All of the records below should be output exactly.
────────────────────────────────────────
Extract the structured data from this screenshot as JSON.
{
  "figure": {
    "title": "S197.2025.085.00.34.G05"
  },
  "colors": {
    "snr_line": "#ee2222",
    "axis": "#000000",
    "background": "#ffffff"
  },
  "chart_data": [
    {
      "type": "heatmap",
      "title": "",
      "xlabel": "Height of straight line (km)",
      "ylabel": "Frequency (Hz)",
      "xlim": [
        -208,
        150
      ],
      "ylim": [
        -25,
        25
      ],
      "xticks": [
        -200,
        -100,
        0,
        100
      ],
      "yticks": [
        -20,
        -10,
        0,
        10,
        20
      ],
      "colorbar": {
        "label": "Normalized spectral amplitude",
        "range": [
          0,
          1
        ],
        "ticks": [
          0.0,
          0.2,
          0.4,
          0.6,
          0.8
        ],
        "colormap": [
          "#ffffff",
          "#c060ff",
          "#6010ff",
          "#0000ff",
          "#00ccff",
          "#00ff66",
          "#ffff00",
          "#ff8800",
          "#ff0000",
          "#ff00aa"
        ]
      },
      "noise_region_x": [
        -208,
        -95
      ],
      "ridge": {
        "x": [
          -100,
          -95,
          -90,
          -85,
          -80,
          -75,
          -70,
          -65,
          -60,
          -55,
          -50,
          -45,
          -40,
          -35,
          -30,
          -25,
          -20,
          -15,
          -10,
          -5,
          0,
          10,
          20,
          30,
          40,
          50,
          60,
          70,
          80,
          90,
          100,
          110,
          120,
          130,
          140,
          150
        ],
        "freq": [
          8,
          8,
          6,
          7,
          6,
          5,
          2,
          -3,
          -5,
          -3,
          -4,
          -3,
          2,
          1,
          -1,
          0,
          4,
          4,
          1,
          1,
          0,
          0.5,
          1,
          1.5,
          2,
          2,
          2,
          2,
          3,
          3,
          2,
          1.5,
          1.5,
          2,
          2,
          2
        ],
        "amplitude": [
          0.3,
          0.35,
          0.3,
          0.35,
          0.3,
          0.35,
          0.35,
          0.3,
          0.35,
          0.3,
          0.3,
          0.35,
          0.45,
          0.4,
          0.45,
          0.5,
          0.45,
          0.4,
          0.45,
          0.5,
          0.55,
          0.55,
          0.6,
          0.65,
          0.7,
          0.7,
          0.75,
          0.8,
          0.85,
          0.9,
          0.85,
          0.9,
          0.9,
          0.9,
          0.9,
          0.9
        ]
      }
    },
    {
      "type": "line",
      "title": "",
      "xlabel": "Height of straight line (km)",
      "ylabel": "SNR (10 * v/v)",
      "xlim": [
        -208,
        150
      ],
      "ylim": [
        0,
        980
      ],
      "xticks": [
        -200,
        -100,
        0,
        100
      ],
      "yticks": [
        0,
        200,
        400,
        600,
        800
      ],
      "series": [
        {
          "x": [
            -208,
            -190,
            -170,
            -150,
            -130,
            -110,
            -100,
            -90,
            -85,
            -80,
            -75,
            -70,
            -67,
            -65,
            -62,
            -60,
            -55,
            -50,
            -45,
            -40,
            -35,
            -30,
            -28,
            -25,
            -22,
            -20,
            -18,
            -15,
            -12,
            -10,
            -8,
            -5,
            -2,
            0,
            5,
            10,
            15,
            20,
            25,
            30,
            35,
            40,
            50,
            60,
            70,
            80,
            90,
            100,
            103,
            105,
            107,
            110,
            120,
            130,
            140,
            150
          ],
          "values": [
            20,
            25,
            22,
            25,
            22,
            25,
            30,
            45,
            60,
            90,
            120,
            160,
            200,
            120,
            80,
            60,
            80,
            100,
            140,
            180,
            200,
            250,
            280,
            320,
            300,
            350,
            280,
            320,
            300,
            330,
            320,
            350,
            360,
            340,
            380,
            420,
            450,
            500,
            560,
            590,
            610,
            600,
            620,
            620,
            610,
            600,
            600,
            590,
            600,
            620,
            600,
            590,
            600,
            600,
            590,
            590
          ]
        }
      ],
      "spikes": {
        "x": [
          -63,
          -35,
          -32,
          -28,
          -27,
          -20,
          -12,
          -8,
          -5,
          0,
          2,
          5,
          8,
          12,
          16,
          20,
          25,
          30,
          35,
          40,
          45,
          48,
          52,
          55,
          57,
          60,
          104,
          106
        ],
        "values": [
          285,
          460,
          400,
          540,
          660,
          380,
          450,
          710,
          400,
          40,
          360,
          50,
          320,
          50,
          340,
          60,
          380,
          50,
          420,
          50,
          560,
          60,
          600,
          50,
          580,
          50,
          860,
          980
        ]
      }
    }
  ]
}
────────────────────────────────────────
# EXERCISE RESPONSE
Extract the structured data from this screenshot as JSON.
{
  "figure": {
    "title": "S197.2025.085.00.34.G05"
  },
  "colors": {
    "snr_line": "#ee2222",
    "axis": "#000000",
    "background": "#ffffff"
  },
  "chart_data": [
    {
      "type": "heatmap",
      "title": "",
      "xlabel": "Height of straight line (km)",
      "ylabel": "Frequency (Hz)",
      "xlim": [
        -208,
        150
      ],
      "ylim": [
        -25,
        25
      ],
      "xticks": [
        -200,
        -100,
        0,
        100
      ],
      "yticks": [
        -20,
        -10,
        0,
        10,
        20
      ],
      "colorbar": {
        "label": "Normalized spectral amplitude",
        "range": [
          0,
          1
        ],
        "ticks": [
          0.0,
          0.2,
          0.4,
          0.6,
          0.8
        ],
        "colormap": [
          "#ffffff",
          "#c060ff",
          "#6010ff",
          "#0000ff",
          "#00ccff",
          "#00ff66",
          "#ffff00",
          "#ff8800",
          "#ff0000",
          "#ff00aa"
        ]
      },
      "noise_region_x": [
        -208,
        -95
      ],
      "ridge": {
        "x": [
          -100,
          -95,
          -90,
          -85,
          -80,
          -75,
          -70,
          -65,
          -60,
          -55,
          -50,
          -45,
          -40,
          -35,
          -30,
          -25,
          -20,
          -15,
          -10,
          -5,
          0,
          10,
          20,
          30,
          40,
          50,
          60,
          70,
          80,
          90,
          100,
          110,
          120,
          130,
          140,
          150
        ],
        "freq": [
          8,
          8,
          6,
          7,
          6,
          5,
          2,
          -3,
          -5,
          -3,
          -4,
          -3,
          2,
          1,
          -1,
          0,
          4,
          4,
          1,
          1,
          0,
          0.5,
          1,
          1.5,
          2,
          2,
          2,
          2,
          3,
          3,
          2,
          1.5,
          1.5,
          2,
          2,
          2
        ],
        "amplitude": [
          0.3,
          0.35,
          0.3,
          0.35,
          0.3,
          0.35,
          0.35,
          0.3,
          0.35,
          0.3,
          0.3,
          0.35,
          0.45,
          0.4,
          0.45,
          0.5,
          0.45,
          0.4,
          0.45,
          0.5,
          0.55,
          0.55,
          0.6,
          0.65,
          0.7,
          0.7,
          0.75,
          0.8,
          0.85,
          0.9,
          0.85,
          0.9,
          0.9,
          0.9,
          0.9,
          0.9
        ]
      }
    },
    {
      "type": "line",
      "title": "",
      "xlabel": "Height of straight line (km)",
      "ylabel": "SNR (10 * v/v)",
      "xlim": [
        -208,
        150
      ],
      "ylim": [
        0,
        980
      ],
      "xticks": [
        -200,
        -100,
        0,
        100
      ],
      "yticks": [
        0,
        200,
        400,
        600,
        800
      ],
      "series": [
        {
          "x": [
            -208,
            -190,
            -170,
            -150,
            -130,
            -110,
            -100,
            -90,
            -85,
            -80,
            -75,
            -70,
            -67,
            -65,
            -62,
            -60,
            -55,
            -50,
            -45,
            -40,
            -35,
            -30,
            -28,
            -25,
            -22,
            -20,
            -18,
            -15,
            -12,
            -10,
            -8,
            -5,
            -2,
            0,
            5,
            10,
            15,
            20,
            25,
            30,
            35,
            40,
            50,
            60,
            70,
            80,
            90,
            100,
            103,
            105,
            107,
            110,
            120,
            130,
            140,
            150
          ],
          "values": [
            20,
            25,
            22,
            25,
            22,
            25,
            30,
            45,
            60,
            90,
            120,
            160,
            200,
            120,
            80,
            60,
            80,
            100,
            140,
            180,
            200,
            250,
            280,
            320,
            300,
            350,
            280,
            320,
            300,
            330,
            320,
            350,
            360,
            340,
            380,
            420,
            450,
            500,
            560,
            590,
            610,
            600,
            620,
            620,
            610,
            600,
            600,
            590,
            600,
            620,
            600,
            590,
            600,
            600,
            590,
            590
          ]
        }
      ],
      "spikes": {
        "x": [
          -63,
          -35,
          -32,
          -28,
          -27,
          -20,
          -12,
          -8,
          -5,
          0,
          2,
          5,
          8,
          12,
          16,
          20,
          25,
          30,
          35,
          40,
          45,
          48,
          52,
          55,
          57,
          60,
          104,
          106
        ],
        "values": [
          285,
          460,
          400,
          540,
          660,
          380,
          450,
          710,
          400,
          40,
          360,
          50,
          320,
          50,
          340,
          60,
          380,
          50,
          420,
          50,
          560,
          60,
          600,
          50,
          580,
          50,
          860,
          980
        ]
      }
    }
  ]
}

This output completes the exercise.